--- Goal of the exercise ---
Where the data below has the string "Automation", return the whole line.

Stored items from a collection
==========

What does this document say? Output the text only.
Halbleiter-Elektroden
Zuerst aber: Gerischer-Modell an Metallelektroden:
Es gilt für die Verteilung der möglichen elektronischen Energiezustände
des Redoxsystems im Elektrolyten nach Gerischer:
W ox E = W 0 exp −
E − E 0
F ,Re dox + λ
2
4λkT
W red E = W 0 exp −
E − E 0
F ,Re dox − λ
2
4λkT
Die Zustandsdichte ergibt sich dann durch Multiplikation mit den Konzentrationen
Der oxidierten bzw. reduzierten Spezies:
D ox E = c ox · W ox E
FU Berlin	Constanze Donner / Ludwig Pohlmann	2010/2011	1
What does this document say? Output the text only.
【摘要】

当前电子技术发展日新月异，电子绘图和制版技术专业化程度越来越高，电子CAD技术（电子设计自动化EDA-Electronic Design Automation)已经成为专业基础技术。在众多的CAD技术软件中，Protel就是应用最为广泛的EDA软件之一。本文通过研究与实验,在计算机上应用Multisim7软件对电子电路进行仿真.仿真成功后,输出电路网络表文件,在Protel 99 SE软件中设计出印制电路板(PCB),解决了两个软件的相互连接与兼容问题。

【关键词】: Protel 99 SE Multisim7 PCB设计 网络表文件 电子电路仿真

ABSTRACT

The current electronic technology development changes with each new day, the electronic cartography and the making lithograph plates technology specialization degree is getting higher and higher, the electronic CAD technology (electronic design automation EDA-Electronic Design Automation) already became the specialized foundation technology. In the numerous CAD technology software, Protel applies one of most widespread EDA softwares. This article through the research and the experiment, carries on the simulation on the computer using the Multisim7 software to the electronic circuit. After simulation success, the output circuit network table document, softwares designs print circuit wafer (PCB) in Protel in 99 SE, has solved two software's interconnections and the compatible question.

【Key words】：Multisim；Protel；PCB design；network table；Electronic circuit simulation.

==========

--- Result of this task ---
当前电子技术发展日新月异，电子绘图和制版技术专业化程度越来越高，电子CAD技术（电子设计自动化EDA-Electronic Design Automation)已经成为专业基础技术。在众多的CAD技术软件中，Protel就是应用最为广泛的EDA软件之一。本文通过研究与实验,在计算机上应用Multisim7软件对电子电路进行仿真.仿真成功后,输出电路网络表文件,在Protel 99 SE软件中设计出印制电路板(PCB),解决了两个软件的相互连接与兼容问题。
The current electronic technology development changes with each new day, the electronic cartography and the making lithograph plates technology specialization degree is getting higher and higher, the electronic CAD technology (electronic design automation EDA-Electronic Design Automation) already became the specialized foundation technology. In the numerous CAD technology software, Protel applies one of most widespread EDA softwares. This article through the research and the experiment, carries on the simulation on the computer using the Multisim7 software to the electronic circuit. After simulation success, the output circuit network table document, softwares designs print circuit wafer (PCB) in Protel in 99 SE, has solved two software's interconnections and the compatible question.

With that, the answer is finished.